> **Task objective**
Write out every entry exactly as it stands.

> **Supplied data**
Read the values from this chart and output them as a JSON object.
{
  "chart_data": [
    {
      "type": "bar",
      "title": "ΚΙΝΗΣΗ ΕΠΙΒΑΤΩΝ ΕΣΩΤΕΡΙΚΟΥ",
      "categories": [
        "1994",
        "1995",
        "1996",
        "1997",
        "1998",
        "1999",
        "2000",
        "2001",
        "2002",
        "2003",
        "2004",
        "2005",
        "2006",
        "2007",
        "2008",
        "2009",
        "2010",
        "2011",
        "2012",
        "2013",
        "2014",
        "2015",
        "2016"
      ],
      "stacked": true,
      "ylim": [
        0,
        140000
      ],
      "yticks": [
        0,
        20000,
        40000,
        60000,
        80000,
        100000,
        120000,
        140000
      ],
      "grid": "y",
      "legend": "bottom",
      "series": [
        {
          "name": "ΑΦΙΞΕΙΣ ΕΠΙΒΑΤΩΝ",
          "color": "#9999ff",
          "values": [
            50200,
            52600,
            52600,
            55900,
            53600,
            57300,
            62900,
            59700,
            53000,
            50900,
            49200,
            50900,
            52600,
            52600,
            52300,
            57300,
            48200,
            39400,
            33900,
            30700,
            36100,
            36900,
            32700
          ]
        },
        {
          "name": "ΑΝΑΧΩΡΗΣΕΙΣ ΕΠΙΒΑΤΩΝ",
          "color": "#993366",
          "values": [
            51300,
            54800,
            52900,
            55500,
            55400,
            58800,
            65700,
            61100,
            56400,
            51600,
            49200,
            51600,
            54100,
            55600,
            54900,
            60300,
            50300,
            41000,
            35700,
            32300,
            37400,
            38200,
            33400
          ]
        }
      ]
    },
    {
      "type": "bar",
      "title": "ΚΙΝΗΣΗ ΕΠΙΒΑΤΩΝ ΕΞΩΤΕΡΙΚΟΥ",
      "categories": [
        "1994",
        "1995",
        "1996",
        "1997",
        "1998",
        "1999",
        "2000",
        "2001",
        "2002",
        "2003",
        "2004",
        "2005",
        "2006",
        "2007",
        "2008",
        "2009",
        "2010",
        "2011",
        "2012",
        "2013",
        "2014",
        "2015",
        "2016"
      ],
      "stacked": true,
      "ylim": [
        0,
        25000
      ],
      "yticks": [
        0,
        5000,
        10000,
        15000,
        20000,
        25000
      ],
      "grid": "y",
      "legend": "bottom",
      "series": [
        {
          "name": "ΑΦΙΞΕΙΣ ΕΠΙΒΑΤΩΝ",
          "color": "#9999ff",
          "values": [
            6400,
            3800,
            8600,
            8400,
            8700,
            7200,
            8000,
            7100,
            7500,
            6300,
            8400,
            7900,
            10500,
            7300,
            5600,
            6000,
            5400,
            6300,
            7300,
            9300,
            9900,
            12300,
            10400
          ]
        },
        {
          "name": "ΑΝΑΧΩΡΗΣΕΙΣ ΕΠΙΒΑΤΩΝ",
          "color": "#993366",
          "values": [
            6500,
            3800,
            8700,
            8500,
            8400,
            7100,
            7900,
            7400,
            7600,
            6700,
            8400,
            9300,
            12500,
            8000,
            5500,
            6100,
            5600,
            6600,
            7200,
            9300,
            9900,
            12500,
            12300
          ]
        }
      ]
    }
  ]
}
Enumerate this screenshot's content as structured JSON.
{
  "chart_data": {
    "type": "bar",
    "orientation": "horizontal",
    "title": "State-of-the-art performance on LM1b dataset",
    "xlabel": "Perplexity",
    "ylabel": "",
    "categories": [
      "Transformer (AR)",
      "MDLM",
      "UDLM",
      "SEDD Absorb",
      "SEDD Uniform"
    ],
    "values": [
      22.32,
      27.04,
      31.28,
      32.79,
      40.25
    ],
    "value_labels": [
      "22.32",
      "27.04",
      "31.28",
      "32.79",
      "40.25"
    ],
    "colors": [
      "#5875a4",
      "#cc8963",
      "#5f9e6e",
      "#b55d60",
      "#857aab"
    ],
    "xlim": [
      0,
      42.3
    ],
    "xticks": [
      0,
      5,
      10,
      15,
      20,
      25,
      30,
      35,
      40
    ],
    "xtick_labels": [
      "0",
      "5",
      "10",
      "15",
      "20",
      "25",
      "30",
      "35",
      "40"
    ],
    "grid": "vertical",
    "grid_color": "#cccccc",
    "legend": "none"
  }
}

> **Exercise result**
Read the values from this chart and output them as a JSON object.
{
  "chart_data": [
    {
      "type": "bar",
      "title": "ΚΙΝΗΣΗ ΕΠΙΒΑΤΩΝ ΕΣΩΤΕΡΙΚΟΥ",
      "categories": [
        "1994",
        "1995",
        "1996",
        "1997",
        "1998",
        "1999",
        "2000",
        "2001",
        "2002",
        "2003",
        "2004",
        "2005",
        "2006",
        "2007",
        "2008",
        "2009",
        "2010",
        "2011",
        "2012",
        "2013",
        "2014",
        "2015",
        "2016"
      ],
      "stacked": true,
      "ylim": [
        0,
        140000
      ],
      "yticks": [
        0,
        20000,
        40000,
        60000,
        80000,
        100000,
        120000,
        140000
      ],
      "grid": "y",
      "legend": "bottom",
      "series": [
        {
          "name": "ΑΦΙΞΕΙΣ ΕΠΙΒΑΤΩΝ",
          "color": "#9999ff",
          "values": [
            50200,
            52600,
            52600,
            55900,
            53600,
            57300,
            62900,
            59700,
            53000,
            50900,
            49200,
            50900,
            52600,
            52600,
            52300,
            57300,
            48200,
            39400,
            33900,
            30700,
            36100,
            36900,
            32700
          ]
        },
        {
          "name": "ΑΝΑΧΩΡΗΣΕΙΣ ΕΠΙΒΑΤΩΝ",
          "color": "#993366",
          "values": [
            51300,
            54800,
            52900,
            55500,
            55400,
            58800,
            65700,
            61100,
            56400,
            51600,
            49200,
            51600,
            54100,
            55600,
            54900,
            60300,
            50300,
            41000,
            35700,
            32300,
            37400,
            38200,
            33400
          ]
        }
      ]
    },
    {
      "type": "bar",
      "title": "ΚΙΝΗΣΗ ΕΠΙΒΑΤΩΝ ΕΞΩΤΕΡΙΚΟΥ",
      "categories": [
        "1994",
        "1995",
        "1996",
        "1997",
        "1998",
        "1999",
        "2000",
        "2001",
        "2002",
        "2003",
        "2004",
        "2005",
        "2006",
        "2007",
        "2008",
        "2009",
        "2010",
        "2011",
        "2012",
        "2013",
        "2014",
        "2015",
        "2016"
      ],
      "stacked": true,
      "ylim": [
        0,
        25000
      ],
      "yticks": [
        0,
        5000,
        10000,
        15000,
        20000,
        25000
      ],
      "grid": "y",
      "legend": "bottom",
      "series": [
        {
          "name": "ΑΦΙΞΕΙΣ ΕΠΙΒΑΤΩΝ",
          "color": "#9999ff",
          "values": [
            6400,
            3800,
            8600,
            8400,
            8700,
            7200,
            8000,
            7100,
            7500,
            6300,
            8400,
            7900,
            10500,
            7300,
            5600,
            6000,
            5400,
            6300,
            7300,
            9300,
            9900,
            12300,
            10400
          ]
        },
        {
          "name": "ΑΝΑΧΩΡΗΣΕΙΣ ΕΠΙΒΑΤΩΝ",
          "color": "#993366",
          "values": [
            6500,
            3800,
            8700,
            8500,
            8400,
            7100,
            7900,
            7400,
            7600,
            6700,
            8400,
            9300,
            12500,
            8000,
            5500,
            6100,
            5600,
            6600,
            7200,
            9300,
            9900,
            12500,
            12300
          ]
        }
      ]
    }
  ]
}
Enumerate this screenshot's content as structured JSON.
{
  "chart_data": {
    "type": "bar",
    "orientation": "horizontal",
    "title": "State-of-the-art performance on LM1b dataset",
    "xlabel": "Perplexity",
    "ylabel": "",
    "categories": [
      "Transformer (AR)",
      "MDLM",
      "UDLM",
      "SEDD Absorb",
      "SEDD Uniform"
    ],
    "values": [
      22.32,
      27.04,
      31.28,
      32.79,
      40.25
    ],
    "value_labels": [
      "22.32",
      "27.04",
      "31.28",
      "32.79",
      "40.25"
    ],
    "colors": [
      "#5875a4",
      "#cc8963",
      "#5f9e6e",
      "#b55d60",
      "#857aab"
    ],
    "xlim": [
      0,
      42.3
    ],
    "xticks": [
      0,
      5,
      10,
      15,
      20,
      25,
      30,
      35,
      40
    ],
    "xtick_labels": [
      "0",
      "5",
      "10",
      "15",
      "20",
      "25",
      "30",
      "35",
      "40"
    ],
    "grid": "vertical",
    "grid_color": "#cccccc",
    "legend": "none"
  }
}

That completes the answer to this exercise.